(begin)

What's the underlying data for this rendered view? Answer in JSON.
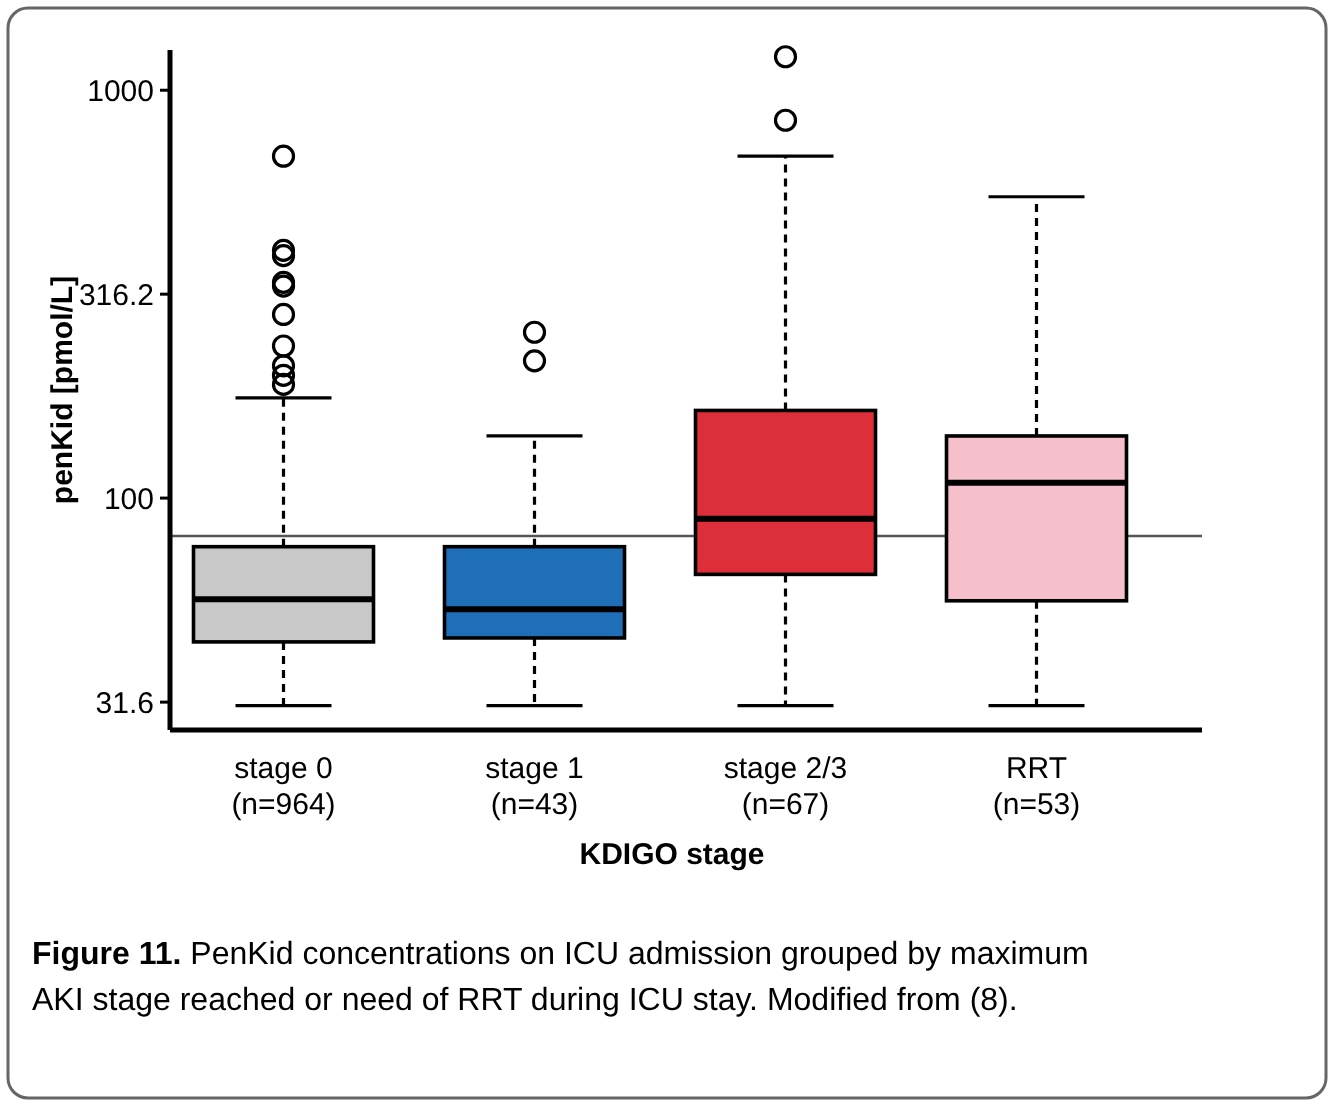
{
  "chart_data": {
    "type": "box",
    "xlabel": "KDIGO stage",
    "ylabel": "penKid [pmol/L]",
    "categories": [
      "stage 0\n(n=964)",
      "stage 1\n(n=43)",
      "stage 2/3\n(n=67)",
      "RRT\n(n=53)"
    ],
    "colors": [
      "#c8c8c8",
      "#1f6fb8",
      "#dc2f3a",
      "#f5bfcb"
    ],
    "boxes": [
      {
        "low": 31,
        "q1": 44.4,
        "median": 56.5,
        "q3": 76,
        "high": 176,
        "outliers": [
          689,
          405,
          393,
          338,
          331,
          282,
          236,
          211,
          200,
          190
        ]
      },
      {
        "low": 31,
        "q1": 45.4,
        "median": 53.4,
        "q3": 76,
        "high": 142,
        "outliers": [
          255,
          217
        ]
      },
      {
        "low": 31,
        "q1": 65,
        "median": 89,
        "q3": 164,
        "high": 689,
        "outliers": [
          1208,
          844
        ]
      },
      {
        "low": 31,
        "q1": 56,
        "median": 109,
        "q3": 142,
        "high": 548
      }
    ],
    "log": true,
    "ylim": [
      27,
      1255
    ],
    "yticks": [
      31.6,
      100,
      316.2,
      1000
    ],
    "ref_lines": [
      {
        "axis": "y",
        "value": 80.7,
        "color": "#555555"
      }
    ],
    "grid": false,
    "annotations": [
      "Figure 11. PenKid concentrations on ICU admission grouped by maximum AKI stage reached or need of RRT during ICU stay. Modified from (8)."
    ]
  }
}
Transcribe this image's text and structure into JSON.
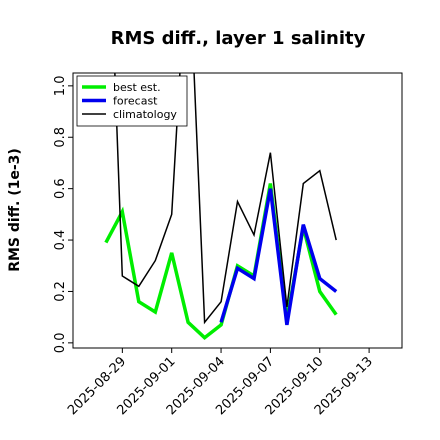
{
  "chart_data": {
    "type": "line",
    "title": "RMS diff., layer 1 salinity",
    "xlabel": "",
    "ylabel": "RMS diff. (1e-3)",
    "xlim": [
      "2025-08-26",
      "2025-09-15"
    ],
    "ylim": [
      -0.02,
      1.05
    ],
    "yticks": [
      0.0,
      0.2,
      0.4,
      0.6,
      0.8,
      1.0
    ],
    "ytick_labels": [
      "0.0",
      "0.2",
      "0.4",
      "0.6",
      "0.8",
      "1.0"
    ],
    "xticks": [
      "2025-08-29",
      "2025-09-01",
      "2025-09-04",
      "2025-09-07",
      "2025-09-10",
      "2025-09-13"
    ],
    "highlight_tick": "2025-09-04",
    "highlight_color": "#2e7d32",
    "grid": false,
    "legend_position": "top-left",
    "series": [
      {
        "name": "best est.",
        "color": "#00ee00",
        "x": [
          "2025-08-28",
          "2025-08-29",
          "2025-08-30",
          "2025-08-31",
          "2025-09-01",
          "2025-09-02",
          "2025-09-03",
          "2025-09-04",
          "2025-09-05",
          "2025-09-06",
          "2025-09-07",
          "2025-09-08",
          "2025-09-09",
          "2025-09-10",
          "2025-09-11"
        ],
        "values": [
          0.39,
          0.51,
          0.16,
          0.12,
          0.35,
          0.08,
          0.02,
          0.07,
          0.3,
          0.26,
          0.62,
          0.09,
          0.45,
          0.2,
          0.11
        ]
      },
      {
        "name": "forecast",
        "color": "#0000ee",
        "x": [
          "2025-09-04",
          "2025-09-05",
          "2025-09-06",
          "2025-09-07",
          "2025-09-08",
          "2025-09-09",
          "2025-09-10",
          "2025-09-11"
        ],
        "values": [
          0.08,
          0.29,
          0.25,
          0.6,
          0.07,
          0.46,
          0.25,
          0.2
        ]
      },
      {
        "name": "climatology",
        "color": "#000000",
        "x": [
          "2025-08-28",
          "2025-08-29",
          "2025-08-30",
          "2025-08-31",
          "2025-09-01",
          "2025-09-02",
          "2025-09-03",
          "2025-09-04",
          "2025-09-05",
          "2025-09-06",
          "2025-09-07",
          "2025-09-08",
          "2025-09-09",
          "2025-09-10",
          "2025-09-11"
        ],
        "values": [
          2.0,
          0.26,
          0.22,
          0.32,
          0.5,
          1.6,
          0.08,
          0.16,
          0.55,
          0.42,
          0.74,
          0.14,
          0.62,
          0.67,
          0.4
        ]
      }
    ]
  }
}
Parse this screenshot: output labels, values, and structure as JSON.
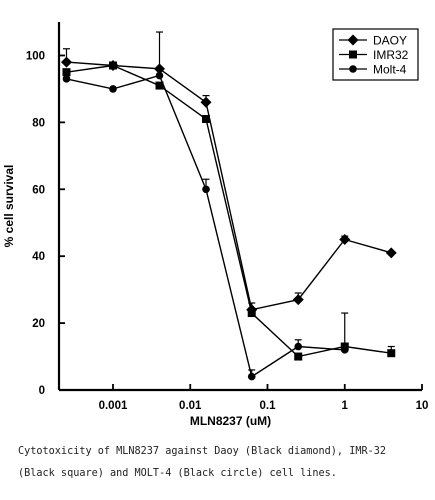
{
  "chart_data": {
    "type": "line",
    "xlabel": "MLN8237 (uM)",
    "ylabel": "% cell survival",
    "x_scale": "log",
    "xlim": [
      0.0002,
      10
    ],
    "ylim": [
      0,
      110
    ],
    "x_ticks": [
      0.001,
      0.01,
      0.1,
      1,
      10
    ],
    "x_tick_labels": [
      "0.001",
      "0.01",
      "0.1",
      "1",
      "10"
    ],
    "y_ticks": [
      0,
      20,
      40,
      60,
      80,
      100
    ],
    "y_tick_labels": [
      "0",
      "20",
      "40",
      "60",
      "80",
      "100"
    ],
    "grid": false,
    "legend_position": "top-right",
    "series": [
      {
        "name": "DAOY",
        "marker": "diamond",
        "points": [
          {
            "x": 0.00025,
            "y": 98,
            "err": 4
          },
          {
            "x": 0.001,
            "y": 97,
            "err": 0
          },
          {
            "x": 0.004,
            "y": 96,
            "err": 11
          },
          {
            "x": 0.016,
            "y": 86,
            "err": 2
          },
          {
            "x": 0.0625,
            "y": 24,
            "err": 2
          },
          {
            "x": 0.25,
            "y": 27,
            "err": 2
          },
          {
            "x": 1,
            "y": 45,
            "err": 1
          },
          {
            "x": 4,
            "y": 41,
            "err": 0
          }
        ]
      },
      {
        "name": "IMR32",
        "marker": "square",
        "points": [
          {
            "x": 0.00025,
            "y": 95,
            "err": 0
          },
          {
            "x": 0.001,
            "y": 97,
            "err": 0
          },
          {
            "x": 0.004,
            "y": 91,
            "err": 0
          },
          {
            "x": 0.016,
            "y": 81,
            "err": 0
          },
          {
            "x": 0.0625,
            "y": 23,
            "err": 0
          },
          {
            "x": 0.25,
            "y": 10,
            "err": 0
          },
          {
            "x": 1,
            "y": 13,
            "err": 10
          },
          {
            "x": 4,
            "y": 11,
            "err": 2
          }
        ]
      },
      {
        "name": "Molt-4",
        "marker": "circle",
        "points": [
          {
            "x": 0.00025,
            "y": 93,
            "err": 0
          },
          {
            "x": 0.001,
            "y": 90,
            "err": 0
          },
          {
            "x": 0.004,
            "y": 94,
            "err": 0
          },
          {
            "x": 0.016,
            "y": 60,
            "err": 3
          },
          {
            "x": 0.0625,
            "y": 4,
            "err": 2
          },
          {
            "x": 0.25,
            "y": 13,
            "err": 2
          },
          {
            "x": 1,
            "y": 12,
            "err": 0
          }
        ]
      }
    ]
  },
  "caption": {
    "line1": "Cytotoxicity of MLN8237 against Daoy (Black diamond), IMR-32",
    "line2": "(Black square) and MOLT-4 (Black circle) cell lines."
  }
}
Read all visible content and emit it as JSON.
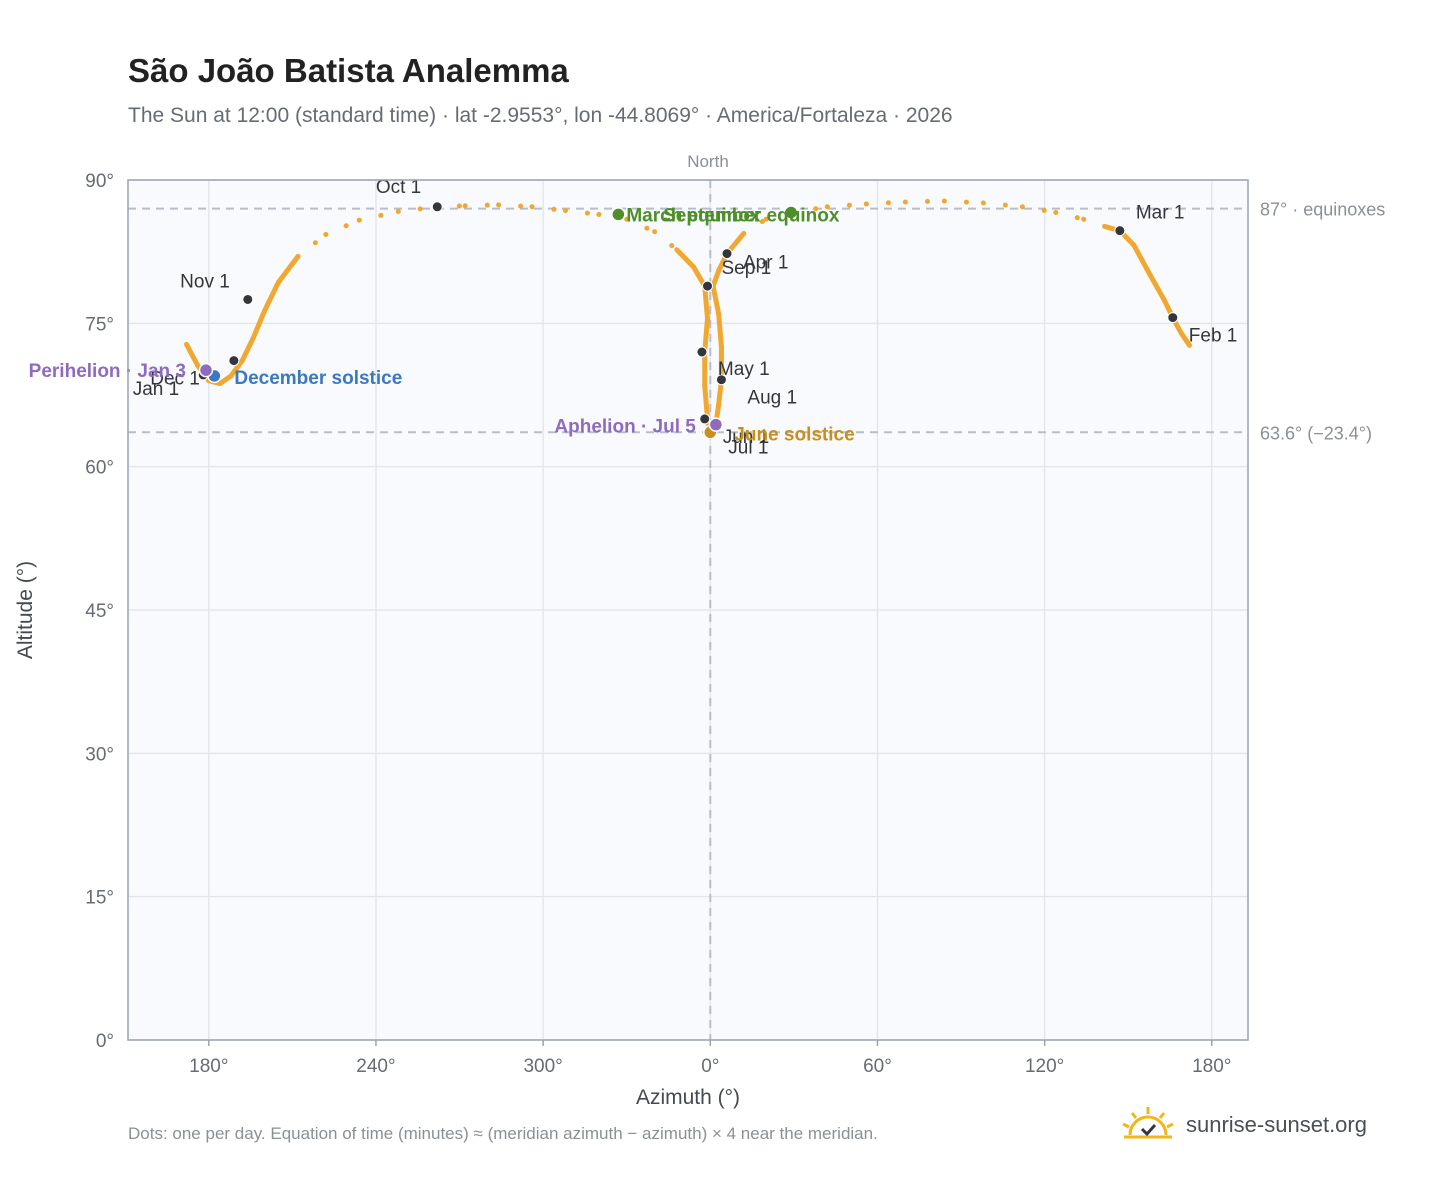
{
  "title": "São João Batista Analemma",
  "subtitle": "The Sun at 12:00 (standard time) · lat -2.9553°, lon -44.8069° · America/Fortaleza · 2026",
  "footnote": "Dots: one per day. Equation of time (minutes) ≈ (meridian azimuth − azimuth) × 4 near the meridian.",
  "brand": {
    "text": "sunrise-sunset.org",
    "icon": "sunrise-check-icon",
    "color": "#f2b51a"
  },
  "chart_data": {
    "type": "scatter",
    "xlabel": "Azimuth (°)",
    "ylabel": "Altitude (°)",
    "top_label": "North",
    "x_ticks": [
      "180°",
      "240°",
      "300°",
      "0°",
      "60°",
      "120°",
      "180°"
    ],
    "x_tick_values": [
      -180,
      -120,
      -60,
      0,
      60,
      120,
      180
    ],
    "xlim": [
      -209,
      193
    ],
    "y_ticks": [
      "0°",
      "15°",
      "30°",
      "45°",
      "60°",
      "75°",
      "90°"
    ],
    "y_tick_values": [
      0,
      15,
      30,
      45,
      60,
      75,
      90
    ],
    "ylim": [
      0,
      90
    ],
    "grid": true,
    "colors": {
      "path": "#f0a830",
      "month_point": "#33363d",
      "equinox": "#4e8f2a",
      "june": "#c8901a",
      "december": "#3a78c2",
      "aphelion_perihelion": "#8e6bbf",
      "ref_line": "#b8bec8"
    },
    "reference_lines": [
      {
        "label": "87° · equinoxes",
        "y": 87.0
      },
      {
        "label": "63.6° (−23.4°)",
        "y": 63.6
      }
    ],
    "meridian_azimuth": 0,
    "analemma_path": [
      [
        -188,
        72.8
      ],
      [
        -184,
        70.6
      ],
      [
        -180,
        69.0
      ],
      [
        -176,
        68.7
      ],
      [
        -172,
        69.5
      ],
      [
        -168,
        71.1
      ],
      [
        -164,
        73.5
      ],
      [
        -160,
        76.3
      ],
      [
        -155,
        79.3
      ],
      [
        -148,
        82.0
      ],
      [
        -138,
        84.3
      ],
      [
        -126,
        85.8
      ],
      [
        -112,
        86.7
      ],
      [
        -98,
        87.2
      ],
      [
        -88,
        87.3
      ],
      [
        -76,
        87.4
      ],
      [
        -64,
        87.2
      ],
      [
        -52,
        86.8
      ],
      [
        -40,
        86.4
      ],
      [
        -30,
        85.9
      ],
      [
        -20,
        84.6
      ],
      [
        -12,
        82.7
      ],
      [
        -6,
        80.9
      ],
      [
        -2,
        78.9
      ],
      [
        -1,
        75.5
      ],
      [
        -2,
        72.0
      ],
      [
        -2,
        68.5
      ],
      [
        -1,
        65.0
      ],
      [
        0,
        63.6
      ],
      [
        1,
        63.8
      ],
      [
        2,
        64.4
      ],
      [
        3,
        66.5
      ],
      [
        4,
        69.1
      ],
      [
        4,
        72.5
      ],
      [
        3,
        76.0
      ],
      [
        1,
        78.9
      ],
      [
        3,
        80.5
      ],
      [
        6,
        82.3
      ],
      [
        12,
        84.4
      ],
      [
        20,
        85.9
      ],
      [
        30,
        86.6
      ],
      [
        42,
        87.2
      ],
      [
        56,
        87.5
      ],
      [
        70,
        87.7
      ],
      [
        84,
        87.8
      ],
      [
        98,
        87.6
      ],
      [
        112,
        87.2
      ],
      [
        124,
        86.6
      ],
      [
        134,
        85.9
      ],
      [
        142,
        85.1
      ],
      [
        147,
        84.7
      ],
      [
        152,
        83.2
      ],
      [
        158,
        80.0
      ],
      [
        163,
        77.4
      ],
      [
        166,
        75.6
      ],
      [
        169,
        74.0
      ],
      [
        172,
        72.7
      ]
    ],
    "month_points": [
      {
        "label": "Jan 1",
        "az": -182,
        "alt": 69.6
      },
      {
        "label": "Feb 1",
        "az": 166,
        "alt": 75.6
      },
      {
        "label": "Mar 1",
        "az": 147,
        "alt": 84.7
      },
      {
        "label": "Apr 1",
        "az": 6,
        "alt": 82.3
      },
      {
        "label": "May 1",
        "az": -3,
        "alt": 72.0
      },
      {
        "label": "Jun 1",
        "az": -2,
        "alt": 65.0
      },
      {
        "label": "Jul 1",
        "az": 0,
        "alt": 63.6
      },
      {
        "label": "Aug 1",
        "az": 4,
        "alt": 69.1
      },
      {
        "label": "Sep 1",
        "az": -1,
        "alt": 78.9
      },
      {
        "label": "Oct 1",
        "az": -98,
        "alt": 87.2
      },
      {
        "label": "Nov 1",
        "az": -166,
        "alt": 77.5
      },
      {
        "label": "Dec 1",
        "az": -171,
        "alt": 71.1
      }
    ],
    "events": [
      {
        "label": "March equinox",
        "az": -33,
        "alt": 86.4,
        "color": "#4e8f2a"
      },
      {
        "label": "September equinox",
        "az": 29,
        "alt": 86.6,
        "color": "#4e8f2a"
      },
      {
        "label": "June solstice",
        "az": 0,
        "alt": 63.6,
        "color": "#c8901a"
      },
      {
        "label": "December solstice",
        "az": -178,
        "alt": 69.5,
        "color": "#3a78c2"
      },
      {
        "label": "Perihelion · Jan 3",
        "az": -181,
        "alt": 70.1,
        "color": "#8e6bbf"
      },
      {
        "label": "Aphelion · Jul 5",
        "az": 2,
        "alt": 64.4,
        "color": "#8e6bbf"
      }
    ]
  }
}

(end)

**GIVEN PROBLEM:** Using the listing above, pull out all lines that hold the word "sunrise".

**RESPONSE:**
    "text": "sunrise-sunset.org",
    "icon": "sunrise-check-icon",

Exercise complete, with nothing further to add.